**Exercise task**
Go through the records and show each line where the word "körd" occurs.

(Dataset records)
====================
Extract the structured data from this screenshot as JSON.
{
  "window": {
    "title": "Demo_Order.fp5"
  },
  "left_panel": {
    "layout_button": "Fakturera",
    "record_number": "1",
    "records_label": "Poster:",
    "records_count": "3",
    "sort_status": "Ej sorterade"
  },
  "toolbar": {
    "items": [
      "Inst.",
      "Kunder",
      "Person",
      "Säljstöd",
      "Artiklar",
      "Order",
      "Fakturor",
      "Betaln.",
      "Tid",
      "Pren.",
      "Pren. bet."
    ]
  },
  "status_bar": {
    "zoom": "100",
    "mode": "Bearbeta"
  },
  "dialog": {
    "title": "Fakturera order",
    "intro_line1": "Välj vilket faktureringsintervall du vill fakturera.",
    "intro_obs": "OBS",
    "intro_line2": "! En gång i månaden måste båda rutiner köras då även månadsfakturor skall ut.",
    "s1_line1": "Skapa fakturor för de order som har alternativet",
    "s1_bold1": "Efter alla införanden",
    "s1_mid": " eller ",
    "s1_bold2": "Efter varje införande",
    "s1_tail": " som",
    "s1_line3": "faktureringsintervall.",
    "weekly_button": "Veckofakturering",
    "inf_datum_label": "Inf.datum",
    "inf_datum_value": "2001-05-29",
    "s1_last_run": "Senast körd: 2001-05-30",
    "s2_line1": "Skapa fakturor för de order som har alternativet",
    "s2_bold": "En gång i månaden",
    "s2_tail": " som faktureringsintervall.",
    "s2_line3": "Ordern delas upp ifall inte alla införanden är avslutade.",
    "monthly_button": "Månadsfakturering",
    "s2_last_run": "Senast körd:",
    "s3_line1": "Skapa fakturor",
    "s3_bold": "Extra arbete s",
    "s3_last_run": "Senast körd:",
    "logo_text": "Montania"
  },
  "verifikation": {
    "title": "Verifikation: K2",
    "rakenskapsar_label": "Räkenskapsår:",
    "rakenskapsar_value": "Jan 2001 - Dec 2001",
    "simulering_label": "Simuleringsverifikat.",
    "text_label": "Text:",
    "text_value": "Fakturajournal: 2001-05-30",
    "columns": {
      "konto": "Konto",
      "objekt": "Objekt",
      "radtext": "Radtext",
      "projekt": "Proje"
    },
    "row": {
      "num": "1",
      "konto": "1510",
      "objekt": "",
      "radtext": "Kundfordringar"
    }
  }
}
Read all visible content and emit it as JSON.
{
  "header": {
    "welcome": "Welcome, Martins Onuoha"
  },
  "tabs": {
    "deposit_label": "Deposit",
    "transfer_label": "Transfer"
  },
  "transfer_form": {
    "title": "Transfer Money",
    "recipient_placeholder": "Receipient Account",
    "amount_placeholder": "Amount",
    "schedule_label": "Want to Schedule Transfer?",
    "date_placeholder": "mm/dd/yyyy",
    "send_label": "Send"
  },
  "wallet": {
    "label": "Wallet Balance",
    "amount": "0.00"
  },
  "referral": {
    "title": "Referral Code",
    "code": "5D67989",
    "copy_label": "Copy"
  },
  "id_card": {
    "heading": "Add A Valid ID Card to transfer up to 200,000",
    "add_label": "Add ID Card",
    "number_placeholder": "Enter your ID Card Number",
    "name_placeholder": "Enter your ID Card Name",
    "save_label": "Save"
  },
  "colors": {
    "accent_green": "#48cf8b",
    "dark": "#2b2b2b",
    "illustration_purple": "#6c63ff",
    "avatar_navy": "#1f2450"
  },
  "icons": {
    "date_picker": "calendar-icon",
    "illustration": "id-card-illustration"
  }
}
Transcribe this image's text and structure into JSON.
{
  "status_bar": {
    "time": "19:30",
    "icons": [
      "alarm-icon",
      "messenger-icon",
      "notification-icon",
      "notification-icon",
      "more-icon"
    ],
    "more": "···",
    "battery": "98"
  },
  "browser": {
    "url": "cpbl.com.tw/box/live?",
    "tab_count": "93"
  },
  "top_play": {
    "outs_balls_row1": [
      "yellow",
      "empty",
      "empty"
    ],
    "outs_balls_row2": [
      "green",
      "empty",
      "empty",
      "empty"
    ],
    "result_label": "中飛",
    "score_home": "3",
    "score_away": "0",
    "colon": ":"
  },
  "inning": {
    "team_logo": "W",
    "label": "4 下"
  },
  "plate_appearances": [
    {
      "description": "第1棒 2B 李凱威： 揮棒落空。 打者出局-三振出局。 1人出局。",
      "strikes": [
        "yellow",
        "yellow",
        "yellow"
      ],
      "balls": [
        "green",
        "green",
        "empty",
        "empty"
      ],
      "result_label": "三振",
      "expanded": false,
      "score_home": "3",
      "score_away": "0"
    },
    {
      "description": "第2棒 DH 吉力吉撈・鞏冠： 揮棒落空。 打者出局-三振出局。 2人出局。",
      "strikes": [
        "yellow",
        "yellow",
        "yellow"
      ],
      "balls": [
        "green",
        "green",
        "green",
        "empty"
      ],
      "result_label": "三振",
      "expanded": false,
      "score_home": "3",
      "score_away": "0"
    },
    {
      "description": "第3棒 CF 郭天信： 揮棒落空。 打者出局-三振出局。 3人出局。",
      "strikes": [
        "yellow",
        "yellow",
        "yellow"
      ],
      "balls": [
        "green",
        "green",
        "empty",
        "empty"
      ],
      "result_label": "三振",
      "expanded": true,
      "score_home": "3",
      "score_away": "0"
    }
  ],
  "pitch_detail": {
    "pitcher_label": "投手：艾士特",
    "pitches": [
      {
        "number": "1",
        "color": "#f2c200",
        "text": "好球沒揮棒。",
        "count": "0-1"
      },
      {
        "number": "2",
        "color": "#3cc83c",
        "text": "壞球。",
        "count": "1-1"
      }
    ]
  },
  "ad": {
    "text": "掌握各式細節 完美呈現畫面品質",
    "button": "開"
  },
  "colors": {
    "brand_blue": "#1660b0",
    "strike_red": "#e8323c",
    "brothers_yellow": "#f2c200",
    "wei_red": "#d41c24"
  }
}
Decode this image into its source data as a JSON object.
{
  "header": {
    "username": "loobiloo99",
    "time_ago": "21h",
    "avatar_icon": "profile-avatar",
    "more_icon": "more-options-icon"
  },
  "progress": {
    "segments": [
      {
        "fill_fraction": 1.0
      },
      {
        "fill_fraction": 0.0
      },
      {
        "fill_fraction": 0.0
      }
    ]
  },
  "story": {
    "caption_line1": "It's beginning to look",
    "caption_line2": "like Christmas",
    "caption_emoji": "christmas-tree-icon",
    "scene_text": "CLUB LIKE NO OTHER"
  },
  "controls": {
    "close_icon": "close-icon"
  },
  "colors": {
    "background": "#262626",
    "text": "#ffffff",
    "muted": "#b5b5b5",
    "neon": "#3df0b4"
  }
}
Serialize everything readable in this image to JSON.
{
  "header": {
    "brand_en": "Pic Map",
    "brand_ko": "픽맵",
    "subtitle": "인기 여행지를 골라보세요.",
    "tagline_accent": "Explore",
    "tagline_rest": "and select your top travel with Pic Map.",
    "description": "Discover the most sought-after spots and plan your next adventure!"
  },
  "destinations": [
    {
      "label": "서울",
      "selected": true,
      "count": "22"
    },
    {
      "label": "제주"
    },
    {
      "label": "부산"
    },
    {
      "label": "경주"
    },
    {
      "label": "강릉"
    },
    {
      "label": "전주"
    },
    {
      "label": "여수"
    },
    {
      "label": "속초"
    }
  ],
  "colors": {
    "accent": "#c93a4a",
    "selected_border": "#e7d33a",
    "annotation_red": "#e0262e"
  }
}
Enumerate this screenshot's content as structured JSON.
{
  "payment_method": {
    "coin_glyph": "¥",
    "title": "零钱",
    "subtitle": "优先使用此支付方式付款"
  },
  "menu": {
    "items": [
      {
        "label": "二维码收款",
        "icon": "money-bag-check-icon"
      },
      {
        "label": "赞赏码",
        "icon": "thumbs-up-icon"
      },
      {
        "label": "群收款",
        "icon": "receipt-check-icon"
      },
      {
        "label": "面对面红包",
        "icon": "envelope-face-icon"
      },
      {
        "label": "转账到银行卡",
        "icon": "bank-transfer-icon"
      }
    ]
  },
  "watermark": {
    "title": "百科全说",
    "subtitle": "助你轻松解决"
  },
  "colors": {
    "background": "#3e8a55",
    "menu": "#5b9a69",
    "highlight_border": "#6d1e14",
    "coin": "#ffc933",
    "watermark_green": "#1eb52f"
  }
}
====================
**Task output**
    "s1_last_run": "Senast körd: 2001-05-30",
    "s2_last_run": "Senast körd:",
    "s3_last_run": "Senast körd:",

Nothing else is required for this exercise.